Element boundary records:
## BEGIN

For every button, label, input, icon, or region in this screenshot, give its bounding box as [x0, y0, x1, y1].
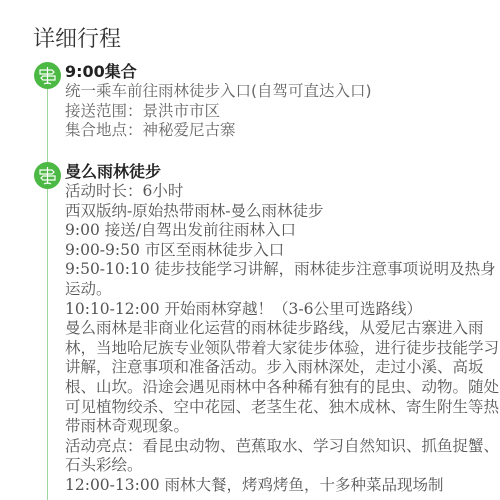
step-title: 9:00集合: [65, 62, 500, 82]
signpost-icon: [34, 162, 61, 189]
step-text: 12:00-13:00 雨林大餐，烤鸡烤鱼，十多种菜品现场制: [65, 476, 500, 496]
step-text: 活动时长：6小时: [65, 182, 500, 202]
step-text: 9:50-10:10 徒步技能学习讲解，雨林徒步注意事项说明及热身运动。: [65, 260, 500, 299]
signpost-icon: [34, 62, 61, 89]
step-text: 9:00-9:50 市区至雨林徒步入口: [65, 241, 500, 261]
step-text: 西双版纳-原始热带雨林-曼么雨林徒步: [65, 202, 500, 222]
page-title: 详细行程: [33, 26, 121, 54]
step-text: 集合地点：神秘爱尼古寨: [65, 121, 500, 141]
step-text: 9:00 接送/自驾出发前往雨林入口: [65, 221, 500, 241]
step-text: 10:10-12:00 开始雨林穿越！（3-6公里可选路线）: [65, 300, 500, 320]
step-text: 曼么雨林是非商业化运营的雨林徒步路线，从爱尼古寨进入雨林，当地哈尼族专业领队带着…: [65, 319, 500, 437]
timeline-line: [47, 82, 48, 500]
step-text: 统一乘车前往雨林徒步入口(自驾可直达入口): [65, 82, 500, 102]
step-text: 接送范围：景洪市市区: [65, 102, 500, 122]
step-title: 曼么雨林徒步: [65, 162, 500, 182]
step-text: 活动亮点：看昆虫动物、芭蕉取水、学习自然知识、抓鱼捉蟹、石头彩绘。: [65, 437, 500, 476]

## END

**Stated task**
Can you pull out every line of the records above word for word and leave the pictures out?

**The completed task**
For every button, label, input, icon, or region in this screenshot, give its bounding box as [x0, y0, x1, y1].
step-title: 9:00集合: [65, 62, 500, 82]
signpost-icon: [34, 162, 61, 189]
step-text: 12:00-13:00 雨林大餐，烤鸡烤鱼，十多种菜品现场制: [65, 476, 500, 496]
step-text: 活动时长：6小时: [65, 182, 500, 202]
step-text: 9:50-10:10 徒步技能学习讲解，雨林徒步注意事项说明及热身运动。: [65, 260, 500, 299]
signpost-icon: [34, 62, 61, 89]
step-text: 9:00-9:50 市区至雨林徒步入口: [65, 241, 500, 261]
step-text: 西双版纳-原始热带雨林-曼么雨林徒步: [65, 202, 500, 222]
page-title: 详细行程: [33, 26, 121, 54]
step-text: 集合地点：神秘爱尼古寨: [65, 121, 500, 141]
step-text: 9:00 接送/自驾出发前往雨林入口: [65, 221, 500, 241]
step-text: 10:10-12:00 开始雨林穿越！（3-6公里可选路线）: [65, 300, 500, 320]
step-text: 曼么雨林是非商业化运营的雨林徒步路线，从爱尼古寨进入雨林，当地哈尼族专业领队带着…: [65, 319, 500, 437]
timeline-line: [47, 82, 48, 500]
step-text: 统一乘车前往雨林徒步入口(自驾可直达入口): [65, 82, 500, 102]
step-text: 接送范围：景洪市市区: [65, 102, 500, 122]
step-title: 曼么雨林徒步: [65, 162, 500, 182]
step-text: 活动亮点：看昆虫动物、芭蕉取水、学习自然知识、抓鱼捉蟹、石头彩绘。: [65, 437, 500, 476]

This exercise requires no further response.